WORK TO DO: Leave out any pictures and transcribe all other data below exactly.

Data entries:
┄┄┄┄┄┄┄┄┄┄

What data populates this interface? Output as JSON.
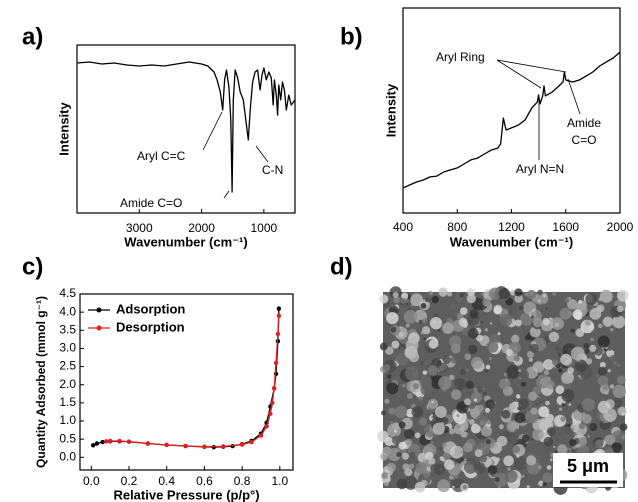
{
  "chart_data": [
    {
      "type": "line",
      "panel": "a)",
      "xlabel": "Wavenumber (cm⁻¹)",
      "ylabel": "Intensity",
      "xlim": [
        4000,
        500
      ],
      "ylim": [
        0,
        100
      ],
      "xticks": [
        3000,
        2000,
        1000
      ],
      "color": "#000000",
      "x": [
        4000,
        3800,
        3600,
        3400,
        3200,
        3000,
        2800,
        2600,
        2400,
        2200,
        2000,
        1900,
        1800,
        1750,
        1700,
        1660,
        1630,
        1600,
        1560,
        1530,
        1510,
        1490,
        1460,
        1420,
        1380,
        1330,
        1290,
        1250,
        1220,
        1180,
        1140,
        1100,
        1060,
        1030,
        1000,
        960,
        920,
        880,
        850,
        830,
        800,
        780,
        760,
        730,
        700,
        670,
        640,
        600,
        560,
        500
      ],
      "values": [
        89.3,
        89.9,
        88.7,
        89.3,
        88.1,
        87.5,
        88.1,
        87.5,
        88.7,
        89.9,
        88.7,
        87.5,
        83.9,
        79.2,
        72.0,
        61.3,
        79.2,
        85.1,
        74.4,
        55.4,
        12.5,
        67.3,
        85.1,
        80.4,
        72.0,
        67.3,
        55.4,
        43.5,
        61.3,
        78.0,
        83.9,
        85.1,
        73.2,
        82.1,
        86.3,
        79.2,
        83.9,
        80.4,
        64.3,
        79.2,
        70.2,
        58.3,
        76.2,
        67.3,
        78.0,
        73.2,
        61.3,
        70.2,
        64.3,
        67.3
      ],
      "annotations": [
        "Aryl C=C",
        "Amide C=O",
        "C-N"
      ]
    },
    {
      "type": "line",
      "panel": "b)",
      "xlabel": "Wavenumber (cm⁻¹)",
      "ylabel": "Intensity",
      "xlim": [
        400,
        2000
      ],
      "ylim": [
        0,
        100
      ],
      "xticks": [
        400,
        800,
        1200,
        1600,
        2000
      ],
      "color": "#000000",
      "x": [
        400,
        450,
        500,
        550,
        600,
        650,
        700,
        750,
        800,
        850,
        900,
        950,
        1000,
        1050,
        1100,
        1120,
        1140,
        1150,
        1160,
        1200,
        1250,
        1300,
        1350,
        1390,
        1400,
        1410,
        1430,
        1440,
        1450,
        1500,
        1550,
        1580,
        1590,
        1600,
        1650,
        1700,
        1750,
        1800,
        1850,
        1900,
        1950,
        2000
      ],
      "values": [
        12.2,
        13.7,
        15.1,
        16.1,
        17.6,
        18.0,
        20.0,
        21.0,
        22.0,
        23.9,
        25.9,
        26.8,
        28.8,
        30.7,
        31.7,
        33.7,
        46.3,
        43.4,
        40.5,
        41.5,
        42.9,
        45.4,
        51.2,
        54.1,
        57.6,
        53.2,
        57.1,
        62.0,
        57.1,
        59.0,
        62.0,
        63.9,
        68.8,
        64.9,
        63.9,
        64.9,
        66.8,
        68.8,
        71.7,
        73.7,
        75.6,
        78.5
      ],
      "annotations": [
        "Aryl Ring",
        "Aryl N=N",
        "Amide",
        "C=O"
      ]
    },
    {
      "type": "scatter-line",
      "panel": "c)",
      "xlabel": "Relative Pressure (p/p°)",
      "ylabel": "Quantity Adsorbed (mmol g⁻¹)",
      "xlim": [
        -0.06,
        1.07
      ],
      "ylim": [
        -0.35,
        4.5
      ],
      "xticks": [
        {
          "value": 0,
          "label": "0.0"
        },
        0.2,
        0.4,
        0.6,
        0.8,
        {
          "value": 1,
          "label": "1.0"
        }
      ],
      "yticks": [
        {
          "value": 0,
          "label": "0.0"
        },
        0.5,
        {
          "value": 1,
          "label": "1.0"
        },
        1.5,
        {
          "value": 2,
          "label": "2.0"
        },
        2.5,
        {
          "value": 3,
          "label": "3.0"
        },
        3.5,
        {
          "value": 4,
          "label": "4.0"
        },
        4.5
      ],
      "legend": "upper left",
      "series": [
        {
          "name": "Adsorption",
          "color": "#000000",
          "x": [
            0.01,
            0.03,
            0.06,
            0.1,
            0.15,
            0.2,
            0.3,
            0.4,
            0.5,
            0.6,
            0.65,
            0.7,
            0.75,
            0.8,
            0.85,
            0.9,
            0.93,
            0.95,
            0.97,
            0.98,
            0.99,
            0.995
          ],
          "values": [
            0.33,
            0.38,
            0.42,
            0.44,
            0.44,
            0.43,
            0.38,
            0.34,
            0.31,
            0.29,
            0.28,
            0.29,
            0.31,
            0.36,
            0.45,
            0.65,
            0.95,
            1.4,
            1.9,
            2.3,
            3.2,
            4.1
          ]
        },
        {
          "name": "Desorption",
          "color": "#e02020",
          "x": [
            0.995,
            0.99,
            0.98,
            0.97,
            0.96,
            0.95,
            0.93,
            0.9,
            0.85,
            0.8,
            0.7,
            0.6,
            0.5,
            0.4,
            0.3,
            0.2,
            0.15,
            0.1,
            0.08
          ],
          "values": [
            3.9,
            3.4,
            2.6,
            1.9,
            1.5,
            1.2,
            0.85,
            0.6,
            0.42,
            0.35,
            0.3,
            0.29,
            0.31,
            0.34,
            0.38,
            0.43,
            0.45,
            0.45,
            0.44
          ]
        }
      ]
    }
  ],
  "image": {
    "panel": "d)",
    "scale_bar": "5 μm"
  }
}
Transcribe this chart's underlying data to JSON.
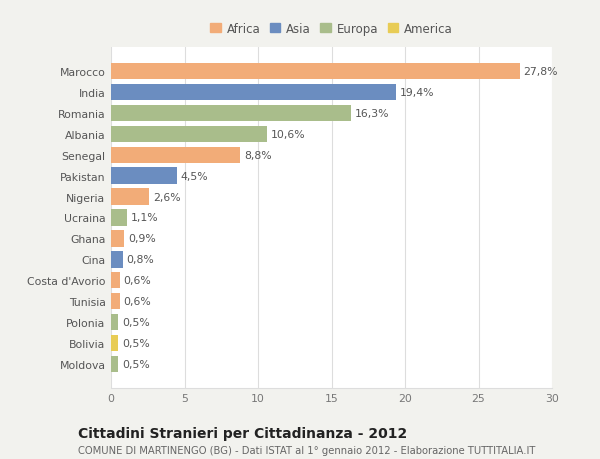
{
  "countries": [
    "Marocco",
    "India",
    "Romania",
    "Albania",
    "Senegal",
    "Pakistan",
    "Nigeria",
    "Ucraina",
    "Ghana",
    "Cina",
    "Costa d'Avorio",
    "Tunisia",
    "Polonia",
    "Bolivia",
    "Moldova"
  ],
  "values": [
    27.8,
    19.4,
    16.3,
    10.6,
    8.8,
    4.5,
    2.6,
    1.1,
    0.9,
    0.8,
    0.6,
    0.6,
    0.5,
    0.5,
    0.5
  ],
  "continents": [
    "Africa",
    "Asia",
    "Europa",
    "Europa",
    "Africa",
    "Asia",
    "Africa",
    "Europa",
    "Africa",
    "Asia",
    "Africa",
    "Africa",
    "Europa",
    "America",
    "Europa"
  ],
  "labels": [
    "27,8%",
    "19,4%",
    "16,3%",
    "10,6%",
    "8,8%",
    "4,5%",
    "2,6%",
    "1,1%",
    "0,9%",
    "0,8%",
    "0,6%",
    "0,6%",
    "0,5%",
    "0,5%",
    "0,5%"
  ],
  "colors": {
    "Africa": "#F2AC78",
    "Asia": "#6B8DC0",
    "Europa": "#A9BD8B",
    "America": "#E8CC55"
  },
  "legend_order": [
    "Africa",
    "Asia",
    "Europa",
    "America"
  ],
  "title": "Cittadini Stranieri per Cittadinanza - 2012",
  "subtitle": "COMUNE DI MARTINENGO (BG) - Dati ISTAT al 1° gennaio 2012 - Elaborazione TUTTITALIA.IT",
  "xlim": [
    0,
    30
  ],
  "xticks": [
    0,
    5,
    10,
    15,
    20,
    25,
    30
  ],
  "background_color": "#f2f2ee",
  "plot_background": "#ffffff",
  "grid_color": "#dddddd",
  "bar_height": 0.78,
  "label_fontsize": 7.8,
  "tick_fontsize": 7.8,
  "title_fontsize": 10,
  "subtitle_fontsize": 7.2
}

┄┄┄┄┄┄┄┄┄┄

SOLUTION TO THE PROBLEM:
What data populates this interface? Output as JSON.
{
  "chart_data": [
    {
      "type": "line",
      "panel": "a)",
      "xlabel": "Wavenumber (cm⁻¹)",
      "ylabel": "Intensity",
      "xlim": [
        4000,
        500
      ],
      "ylim": [
        0,
        100
      ],
      "xticks": [
        3000,
        2000,
        1000
      ],
      "color": "#000000",
      "x": [
        4000,
        3800,
        3600,
        3400,
        3200,
        3000,
        2800,
        2600,
        2400,
        2200,
        2000,
        1900,
        1800,
        1750,
        1700,
        1660,
        1630,
        1600,
        1560,
        1530,
        1510,
        1490,
        1460,
        1420,
        1380,
        1330,
        1290,
        1250,
        1220,
        1180,
        1140,
        1100,
        1060,
        1030,
        1000,
        960,
        920,
        880,
        850,
        830,
        800,
        780,
        760,
        730,
        700,
        670,
        640,
        600,
        560,
        500
      ],
      "values": [
        89.3,
        89.9,
        88.7,
        89.3,
        88.1,
        87.5,
        88.1,
        87.5,
        88.7,
        89.9,
        88.7,
        87.5,
        83.9,
        79.2,
        72.0,
        61.3,
        79.2,
        85.1,
        74.4,
        55.4,
        12.5,
        67.3,
        85.1,
        80.4,
        72.0,
        67.3,
        55.4,
        43.5,
        61.3,
        78.0,
        83.9,
        85.1,
        73.2,
        82.1,
        86.3,
        79.2,
        83.9,
        80.4,
        64.3,
        79.2,
        70.2,
        58.3,
        76.2,
        67.3,
        78.0,
        73.2,
        61.3,
        70.2,
        64.3,
        67.3
      ],
      "annotations": [
        "Aryl C=C",
        "Amide C=O",
        "C-N"
      ]
    },
    {
      "type": "line",
      "panel": "b)",
      "xlabel": "Wavenumber (cm⁻¹)",
      "ylabel": "Intensity",
      "xlim": [
        400,
        2000
      ],
      "ylim": [
        0,
        100
      ],
      "xticks": [
        400,
        800,
        1200,
        1600,
        2000
      ],
      "color": "#000000",
      "x": [
        400,
        450,
        500,
        550,
        600,
        650,
        700,
        750,
        800,
        850,
        900,
        950,
        1000,
        1050,
        1100,
        1120,
        1140,
        1150,
        1160,
        1200,
        1250,
        1300,
        1350,
        1390,
        1400,
        1410,
        1430,
        1440,
        1450,
        1500,
        1550,
        1580,
        1590,
        1600,
        1650,
        1700,
        1750,
        1800,
        1850,
        1900,
        1950,
        2000
      ],
      "values": [
        12.2,
        13.7,
        15.1,
        16.1,
        17.6,
        18.0,
        20.0,
        21.0,
        22.0,
        23.9,
        25.9,
        26.8,
        28.8,
        30.7,
        31.7,
        33.7,
        46.3,
        43.4,
        40.5,
        41.5,
        42.9,
        45.4,
        51.2,
        54.1,
        57.6,
        53.2,
        57.1,
        62.0,
        57.1,
        59.0,
        62.0,
        63.9,
        68.8,
        64.9,
        63.9,
        64.9,
        66.8,
        68.8,
        71.7,
        73.7,
        75.6,
        78.5
      ],
      "annotations": [
        "Aryl Ring",
        "Aryl N=N",
        "Amide",
        "C=O"
      ]
    },
    {
      "type": "scatter-line",
      "panel": "c)",
      "xlabel": "Relative Pressure (p/p°)",
      "ylabel": "Quantity Adsorbed (mmol g⁻¹)",
      "xlim": [
        -0.06,
        1.07
      ],
      "ylim": [
        -0.35,
        4.5
      ],
      "xticks": [
        {
          "value": 0,
          "label": "0.0"
        },
        0.2,
        0.4,
        0.6,
        0.8,
        {
          "value": 1,
          "label": "1.0"
        }
      ],
      "yticks": [
        {
          "value": 0,
          "label": "0.0"
        },
        0.5,
        {
          "value": 1,
          "label": "1.0"
        },
        1.5,
        {
          "value": 2,
          "label": "2.0"
        },
        2.5,
        {
          "value": 3,
          "label": "3.0"
        },
        3.5,
        {
          "value": 4,
          "label": "4.0"
        },
        4.5
      ],
      "legend": "upper left",
      "series": [
        {
          "name": "Adsorption",
          "color": "#000000",
          "x": [
            0.01,
            0.03,
            0.06,
            0.1,
            0.15,
            0.2,
            0.3,
            0.4,
            0.5,
            0.6,
            0.65,
            0.7,
            0.75,
            0.8,
            0.85,
            0.9,
            0.93,
            0.95,
            0.97,
            0.98,
            0.99,
            0.995
          ],
          "values": [
            0.33,
            0.38,
            0.42,
            0.44,
            0.44,
            0.43,
            0.38,
            0.34,
            0.31,
            0.29,
            0.28,
            0.29,
            0.31,
            0.36,
            0.45,
            0.65,
            0.95,
            1.4,
            1.9,
            2.3,
            3.2,
            4.1
          ]
        },
        {
          "name": "Desorption",
          "color": "#e02020",
          "x": [
            0.995,
            0.99,
            0.98,
            0.97,
            0.96,
            0.95,
            0.93,
            0.9,
            0.85,
            0.8,
            0.7,
            0.6,
            0.5,
            0.4,
            0.3,
            0.2,
            0.15,
            0.1,
            0.08
          ],
          "values": [
            3.9,
            3.4,
            2.6,
            1.9,
            1.5,
            1.2,
            0.85,
            0.6,
            0.42,
            0.35,
            0.3,
            0.29,
            0.31,
            0.34,
            0.38,
            0.43,
            0.45,
            0.45,
            0.44
          ]
        }
      ]
    }
  ],
  "image": {
    "panel": "d)",
    "scale_bar": "5 μm"
  }
}
Transcribe this chart's underlying data to JSON.
{
  "countries": [
    "Marocco",
    "India",
    "Romania",
    "Albania",
    "Senegal",
    "Pakistan",
    "Nigeria",
    "Ucraina",
    "Ghana",
    "Cina",
    "Costa d'Avorio",
    "Tunisia",
    "Polonia",
    "Bolivia",
    "Moldova"
  ],
  "values": [
    27.8,
    19.4,
    16.3,
    10.6,
    8.8,
    4.5,
    2.6,
    1.1,
    0.9,
    0.8,
    0.6,
    0.6,
    0.5,
    0.5,
    0.5
  ],
  "continents": [
    "Africa",
    "Asia",
    "Europa",
    "Europa",
    "Africa",
    "Asia",
    "Africa",
    "Europa",
    "Africa",
    "Asia",
    "Africa",
    "Africa",
    "Europa",
    "America",
    "Europa"
  ],
  "labels": [
    "27,8%",
    "19,4%",
    "16,3%",
    "10,6%",
    "8,8%",
    "4,5%",
    "2,6%",
    "1,1%",
    "0,9%",
    "0,8%",
    "0,6%",
    "0,6%",
    "0,5%",
    "0,5%",
    "0,5%"
  ],
  "colors": {
    "Africa": "#F2AC78",
    "Asia": "#6B8DC0",
    "Europa": "#A9BD8B",
    "America": "#E8CC55"
  },
  "legend_order": [
    "Africa",
    "Asia",
    "Europa",
    "America"
  ],
  "title": "Cittadini Stranieri per Cittadinanza - 2012",
  "subtitle": "COMUNE DI MARTINENGO (BG) - Dati ISTAT al 1° gennaio 2012 - Elaborazione TUTTITALIA.IT",
  "xlim": [
    0,
    30
  ],
  "xticks": [
    0,
    5,
    10,
    15,
    20,
    25,
    30
  ],
  "background_color": "#f2f2ee",
  "plot_background": "#ffffff",
  "grid_color": "#dddddd",
  "bar_height": 0.78,
  "label_fontsize": 7.8,
  "tick_fontsize": 7.8,
  "title_fontsize": 10,
  "subtitle_fontsize": 7.2
}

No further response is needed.